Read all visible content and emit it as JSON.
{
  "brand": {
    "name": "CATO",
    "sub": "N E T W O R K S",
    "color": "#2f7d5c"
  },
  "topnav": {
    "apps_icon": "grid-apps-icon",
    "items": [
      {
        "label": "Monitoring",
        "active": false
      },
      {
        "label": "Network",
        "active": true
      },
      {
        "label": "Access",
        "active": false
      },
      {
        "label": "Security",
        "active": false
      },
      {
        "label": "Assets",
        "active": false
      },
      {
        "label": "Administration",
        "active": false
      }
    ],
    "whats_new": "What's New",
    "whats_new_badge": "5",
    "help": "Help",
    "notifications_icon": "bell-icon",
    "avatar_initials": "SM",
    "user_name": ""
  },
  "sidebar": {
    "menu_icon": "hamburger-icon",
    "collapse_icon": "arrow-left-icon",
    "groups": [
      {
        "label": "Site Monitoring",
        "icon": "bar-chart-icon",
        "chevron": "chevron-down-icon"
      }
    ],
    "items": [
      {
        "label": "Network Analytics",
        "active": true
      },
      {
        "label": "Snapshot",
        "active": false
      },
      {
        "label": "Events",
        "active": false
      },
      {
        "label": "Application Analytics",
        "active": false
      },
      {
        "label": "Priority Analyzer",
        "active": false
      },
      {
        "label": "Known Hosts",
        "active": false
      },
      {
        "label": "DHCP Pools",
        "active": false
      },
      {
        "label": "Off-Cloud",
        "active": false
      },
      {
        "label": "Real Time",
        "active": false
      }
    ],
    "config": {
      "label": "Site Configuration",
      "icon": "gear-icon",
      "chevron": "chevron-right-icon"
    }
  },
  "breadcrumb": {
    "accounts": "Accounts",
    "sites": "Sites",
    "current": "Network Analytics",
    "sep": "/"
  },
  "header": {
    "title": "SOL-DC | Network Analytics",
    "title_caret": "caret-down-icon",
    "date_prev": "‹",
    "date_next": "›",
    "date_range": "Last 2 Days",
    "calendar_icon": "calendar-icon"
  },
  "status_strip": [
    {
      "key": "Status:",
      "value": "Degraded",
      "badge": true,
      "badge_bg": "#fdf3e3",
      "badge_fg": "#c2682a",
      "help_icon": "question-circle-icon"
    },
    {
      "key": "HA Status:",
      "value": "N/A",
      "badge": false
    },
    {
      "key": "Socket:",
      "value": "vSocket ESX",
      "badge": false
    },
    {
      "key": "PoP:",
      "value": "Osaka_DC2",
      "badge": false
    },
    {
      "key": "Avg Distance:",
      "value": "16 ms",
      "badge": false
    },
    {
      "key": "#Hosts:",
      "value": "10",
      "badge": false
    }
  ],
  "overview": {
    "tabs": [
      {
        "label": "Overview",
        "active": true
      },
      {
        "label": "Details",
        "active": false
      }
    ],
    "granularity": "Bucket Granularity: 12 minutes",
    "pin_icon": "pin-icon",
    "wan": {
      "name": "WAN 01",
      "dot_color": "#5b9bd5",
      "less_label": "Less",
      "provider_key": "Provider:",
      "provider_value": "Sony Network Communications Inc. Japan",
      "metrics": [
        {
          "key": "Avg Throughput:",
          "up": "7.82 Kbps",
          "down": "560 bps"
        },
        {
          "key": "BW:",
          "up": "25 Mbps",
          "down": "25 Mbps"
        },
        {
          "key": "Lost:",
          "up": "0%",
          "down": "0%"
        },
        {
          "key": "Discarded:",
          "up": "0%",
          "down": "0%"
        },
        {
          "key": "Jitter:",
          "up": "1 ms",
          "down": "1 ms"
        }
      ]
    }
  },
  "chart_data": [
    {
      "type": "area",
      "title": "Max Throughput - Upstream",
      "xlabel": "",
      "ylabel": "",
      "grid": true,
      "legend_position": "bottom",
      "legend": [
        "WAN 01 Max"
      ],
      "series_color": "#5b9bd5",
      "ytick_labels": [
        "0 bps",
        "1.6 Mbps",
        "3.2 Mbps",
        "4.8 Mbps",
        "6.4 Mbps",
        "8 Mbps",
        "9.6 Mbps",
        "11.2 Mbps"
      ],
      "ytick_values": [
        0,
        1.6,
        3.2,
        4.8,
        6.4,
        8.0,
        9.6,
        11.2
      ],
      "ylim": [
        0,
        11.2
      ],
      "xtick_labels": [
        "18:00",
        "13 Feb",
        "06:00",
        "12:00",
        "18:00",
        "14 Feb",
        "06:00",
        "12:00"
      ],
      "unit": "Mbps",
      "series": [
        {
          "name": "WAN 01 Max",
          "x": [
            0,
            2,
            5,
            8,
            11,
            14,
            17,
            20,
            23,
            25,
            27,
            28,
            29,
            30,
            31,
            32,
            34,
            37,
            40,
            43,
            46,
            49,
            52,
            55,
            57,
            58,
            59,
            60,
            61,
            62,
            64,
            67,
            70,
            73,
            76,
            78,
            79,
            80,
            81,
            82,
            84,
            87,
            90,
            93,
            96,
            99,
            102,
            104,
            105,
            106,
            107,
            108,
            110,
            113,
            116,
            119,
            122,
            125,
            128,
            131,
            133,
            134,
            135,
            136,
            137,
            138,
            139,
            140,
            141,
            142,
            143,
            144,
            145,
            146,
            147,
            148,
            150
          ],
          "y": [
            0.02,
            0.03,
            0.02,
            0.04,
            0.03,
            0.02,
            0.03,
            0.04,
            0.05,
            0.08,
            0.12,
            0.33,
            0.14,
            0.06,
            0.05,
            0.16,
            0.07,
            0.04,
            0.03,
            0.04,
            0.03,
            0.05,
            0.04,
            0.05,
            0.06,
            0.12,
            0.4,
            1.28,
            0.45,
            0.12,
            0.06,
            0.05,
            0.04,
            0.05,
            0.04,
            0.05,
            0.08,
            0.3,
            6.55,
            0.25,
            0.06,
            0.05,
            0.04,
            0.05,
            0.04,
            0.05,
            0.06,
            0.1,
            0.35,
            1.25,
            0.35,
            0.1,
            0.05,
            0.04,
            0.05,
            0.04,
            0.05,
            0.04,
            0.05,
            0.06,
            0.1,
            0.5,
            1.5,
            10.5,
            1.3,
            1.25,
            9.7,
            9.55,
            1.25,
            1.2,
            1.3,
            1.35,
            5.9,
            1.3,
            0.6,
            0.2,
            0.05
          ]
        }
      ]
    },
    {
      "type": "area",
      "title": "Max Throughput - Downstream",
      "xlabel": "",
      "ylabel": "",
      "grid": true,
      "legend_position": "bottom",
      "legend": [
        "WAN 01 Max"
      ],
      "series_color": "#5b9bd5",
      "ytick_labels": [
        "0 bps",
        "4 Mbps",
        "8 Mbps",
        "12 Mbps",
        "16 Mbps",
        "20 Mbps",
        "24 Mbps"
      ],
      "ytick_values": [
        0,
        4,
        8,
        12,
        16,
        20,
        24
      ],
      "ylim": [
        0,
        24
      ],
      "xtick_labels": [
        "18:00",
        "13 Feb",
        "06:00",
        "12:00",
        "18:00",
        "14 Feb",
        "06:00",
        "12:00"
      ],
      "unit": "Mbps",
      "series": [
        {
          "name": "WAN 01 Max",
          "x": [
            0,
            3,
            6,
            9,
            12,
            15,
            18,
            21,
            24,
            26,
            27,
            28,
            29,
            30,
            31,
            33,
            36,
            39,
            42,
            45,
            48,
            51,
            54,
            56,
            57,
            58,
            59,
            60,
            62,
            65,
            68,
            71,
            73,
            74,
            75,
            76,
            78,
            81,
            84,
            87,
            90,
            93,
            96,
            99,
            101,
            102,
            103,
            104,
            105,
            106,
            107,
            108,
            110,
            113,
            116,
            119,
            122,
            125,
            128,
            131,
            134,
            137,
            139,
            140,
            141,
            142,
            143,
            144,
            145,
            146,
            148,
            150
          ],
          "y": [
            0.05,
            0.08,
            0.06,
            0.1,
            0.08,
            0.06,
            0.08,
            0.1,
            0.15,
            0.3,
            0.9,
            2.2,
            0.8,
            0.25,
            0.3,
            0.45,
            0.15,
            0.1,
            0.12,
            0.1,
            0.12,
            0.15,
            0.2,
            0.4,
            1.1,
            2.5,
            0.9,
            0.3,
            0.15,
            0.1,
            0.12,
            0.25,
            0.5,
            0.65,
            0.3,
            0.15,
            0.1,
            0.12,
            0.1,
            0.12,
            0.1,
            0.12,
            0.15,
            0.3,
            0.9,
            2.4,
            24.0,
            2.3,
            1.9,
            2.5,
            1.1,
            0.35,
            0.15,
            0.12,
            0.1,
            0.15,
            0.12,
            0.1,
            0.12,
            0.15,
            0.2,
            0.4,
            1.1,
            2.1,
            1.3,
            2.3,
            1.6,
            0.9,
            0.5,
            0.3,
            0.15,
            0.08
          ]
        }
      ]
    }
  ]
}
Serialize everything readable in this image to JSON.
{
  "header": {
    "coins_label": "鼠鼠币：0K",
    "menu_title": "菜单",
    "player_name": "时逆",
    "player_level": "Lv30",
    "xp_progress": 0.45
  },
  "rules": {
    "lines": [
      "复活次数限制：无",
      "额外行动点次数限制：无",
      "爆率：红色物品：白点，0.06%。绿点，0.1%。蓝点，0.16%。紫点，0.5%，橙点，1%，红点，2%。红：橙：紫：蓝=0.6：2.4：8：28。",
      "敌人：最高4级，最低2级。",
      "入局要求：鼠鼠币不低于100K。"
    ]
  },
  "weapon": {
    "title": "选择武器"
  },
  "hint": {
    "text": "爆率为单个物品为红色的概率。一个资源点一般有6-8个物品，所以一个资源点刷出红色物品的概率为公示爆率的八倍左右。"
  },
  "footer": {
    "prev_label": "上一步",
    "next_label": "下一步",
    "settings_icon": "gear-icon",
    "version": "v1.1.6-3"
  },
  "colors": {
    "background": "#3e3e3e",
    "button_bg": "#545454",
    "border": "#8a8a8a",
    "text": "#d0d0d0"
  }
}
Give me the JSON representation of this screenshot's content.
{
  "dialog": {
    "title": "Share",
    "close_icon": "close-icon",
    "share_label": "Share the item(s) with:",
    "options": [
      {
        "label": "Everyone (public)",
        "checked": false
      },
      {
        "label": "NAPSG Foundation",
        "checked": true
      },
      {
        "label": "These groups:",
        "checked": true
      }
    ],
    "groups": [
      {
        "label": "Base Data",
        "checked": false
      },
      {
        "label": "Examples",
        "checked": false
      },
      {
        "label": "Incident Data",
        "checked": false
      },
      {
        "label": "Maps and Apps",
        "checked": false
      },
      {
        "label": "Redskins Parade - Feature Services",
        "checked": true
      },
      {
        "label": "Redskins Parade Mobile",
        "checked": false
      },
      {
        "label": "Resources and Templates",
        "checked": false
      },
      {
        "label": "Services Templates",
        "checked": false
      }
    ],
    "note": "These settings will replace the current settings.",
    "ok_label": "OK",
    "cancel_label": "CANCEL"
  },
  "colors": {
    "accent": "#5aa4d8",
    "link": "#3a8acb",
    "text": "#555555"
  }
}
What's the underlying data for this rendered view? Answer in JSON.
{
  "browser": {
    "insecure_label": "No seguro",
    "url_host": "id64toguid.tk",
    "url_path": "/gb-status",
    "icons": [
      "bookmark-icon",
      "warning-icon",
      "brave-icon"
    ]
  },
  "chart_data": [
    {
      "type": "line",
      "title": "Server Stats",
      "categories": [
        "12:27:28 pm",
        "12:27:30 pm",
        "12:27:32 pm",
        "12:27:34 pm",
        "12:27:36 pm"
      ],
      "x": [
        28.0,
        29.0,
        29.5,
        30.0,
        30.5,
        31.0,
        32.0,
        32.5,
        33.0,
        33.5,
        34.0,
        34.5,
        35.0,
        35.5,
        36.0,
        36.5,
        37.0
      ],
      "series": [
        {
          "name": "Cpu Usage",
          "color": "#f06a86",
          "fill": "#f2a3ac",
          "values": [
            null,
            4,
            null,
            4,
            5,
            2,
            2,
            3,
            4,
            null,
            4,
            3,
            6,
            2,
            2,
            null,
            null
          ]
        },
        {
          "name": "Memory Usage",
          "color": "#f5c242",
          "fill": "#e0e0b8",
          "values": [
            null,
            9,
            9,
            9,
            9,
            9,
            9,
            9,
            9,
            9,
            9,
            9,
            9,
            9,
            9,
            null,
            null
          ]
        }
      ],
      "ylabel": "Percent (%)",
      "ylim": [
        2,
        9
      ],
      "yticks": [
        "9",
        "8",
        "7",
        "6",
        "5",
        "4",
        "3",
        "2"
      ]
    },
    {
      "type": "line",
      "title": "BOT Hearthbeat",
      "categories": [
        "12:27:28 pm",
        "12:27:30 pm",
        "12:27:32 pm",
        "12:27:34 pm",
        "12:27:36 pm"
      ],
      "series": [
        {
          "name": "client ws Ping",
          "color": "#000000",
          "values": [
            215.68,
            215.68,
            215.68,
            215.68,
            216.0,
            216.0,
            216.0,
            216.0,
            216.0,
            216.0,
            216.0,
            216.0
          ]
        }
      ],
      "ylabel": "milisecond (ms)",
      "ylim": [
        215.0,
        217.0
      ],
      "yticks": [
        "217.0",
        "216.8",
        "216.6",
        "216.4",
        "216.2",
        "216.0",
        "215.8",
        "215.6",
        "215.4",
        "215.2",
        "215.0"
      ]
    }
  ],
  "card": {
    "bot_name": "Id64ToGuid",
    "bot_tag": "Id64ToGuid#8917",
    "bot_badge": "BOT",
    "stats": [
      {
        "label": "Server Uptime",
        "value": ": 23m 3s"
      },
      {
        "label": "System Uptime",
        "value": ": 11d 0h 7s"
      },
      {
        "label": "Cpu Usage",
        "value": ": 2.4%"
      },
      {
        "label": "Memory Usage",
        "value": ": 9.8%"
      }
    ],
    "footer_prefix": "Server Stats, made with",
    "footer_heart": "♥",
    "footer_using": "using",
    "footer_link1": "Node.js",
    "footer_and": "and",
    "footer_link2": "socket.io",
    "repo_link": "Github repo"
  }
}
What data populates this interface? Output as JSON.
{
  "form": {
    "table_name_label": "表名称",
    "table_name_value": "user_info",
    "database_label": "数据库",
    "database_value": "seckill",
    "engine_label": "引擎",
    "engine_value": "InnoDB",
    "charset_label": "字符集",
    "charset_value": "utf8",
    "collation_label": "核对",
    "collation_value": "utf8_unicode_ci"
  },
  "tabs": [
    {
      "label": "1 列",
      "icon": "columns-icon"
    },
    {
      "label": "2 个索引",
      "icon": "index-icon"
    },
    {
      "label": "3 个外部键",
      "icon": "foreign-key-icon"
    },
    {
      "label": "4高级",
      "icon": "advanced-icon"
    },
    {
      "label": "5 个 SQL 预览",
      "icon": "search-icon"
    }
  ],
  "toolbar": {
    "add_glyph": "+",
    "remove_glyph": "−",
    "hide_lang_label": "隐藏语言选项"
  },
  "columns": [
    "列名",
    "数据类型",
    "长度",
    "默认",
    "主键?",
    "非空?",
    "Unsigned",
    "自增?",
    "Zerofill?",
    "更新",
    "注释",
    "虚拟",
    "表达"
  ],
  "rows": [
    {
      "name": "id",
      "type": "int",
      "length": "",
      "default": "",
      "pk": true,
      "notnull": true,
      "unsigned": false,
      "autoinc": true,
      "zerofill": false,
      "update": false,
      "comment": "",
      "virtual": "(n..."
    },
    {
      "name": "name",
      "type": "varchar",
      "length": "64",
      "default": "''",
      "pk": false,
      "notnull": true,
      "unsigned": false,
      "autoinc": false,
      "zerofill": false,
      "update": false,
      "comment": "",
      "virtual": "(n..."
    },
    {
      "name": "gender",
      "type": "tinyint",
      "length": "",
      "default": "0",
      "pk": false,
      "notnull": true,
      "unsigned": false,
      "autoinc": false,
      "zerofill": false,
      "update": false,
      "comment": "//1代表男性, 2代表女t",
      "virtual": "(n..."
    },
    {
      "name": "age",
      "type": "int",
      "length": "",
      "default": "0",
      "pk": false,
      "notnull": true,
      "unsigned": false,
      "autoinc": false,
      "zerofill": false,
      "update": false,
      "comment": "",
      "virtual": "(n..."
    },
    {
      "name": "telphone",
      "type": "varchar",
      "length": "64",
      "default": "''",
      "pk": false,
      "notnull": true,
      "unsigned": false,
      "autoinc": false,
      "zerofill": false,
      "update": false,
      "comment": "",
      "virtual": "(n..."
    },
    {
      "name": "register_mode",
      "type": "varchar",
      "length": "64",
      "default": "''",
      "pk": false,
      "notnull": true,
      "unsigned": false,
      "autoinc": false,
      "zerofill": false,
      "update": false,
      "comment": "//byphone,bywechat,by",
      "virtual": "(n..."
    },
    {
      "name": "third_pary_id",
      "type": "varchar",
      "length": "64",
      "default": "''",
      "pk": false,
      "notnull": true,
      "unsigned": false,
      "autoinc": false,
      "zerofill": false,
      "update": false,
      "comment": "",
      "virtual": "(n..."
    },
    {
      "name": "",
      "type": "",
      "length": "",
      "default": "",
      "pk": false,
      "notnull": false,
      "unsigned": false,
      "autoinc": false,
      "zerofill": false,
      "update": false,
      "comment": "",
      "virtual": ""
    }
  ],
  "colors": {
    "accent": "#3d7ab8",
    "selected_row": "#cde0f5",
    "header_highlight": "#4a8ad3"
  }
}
━━━━━━━━━━━━━━━━━━━━━━━━━━━━━━
Among the records above, how many lines carry the string "These"? Reply with the number alone.

Answer to the problem – 2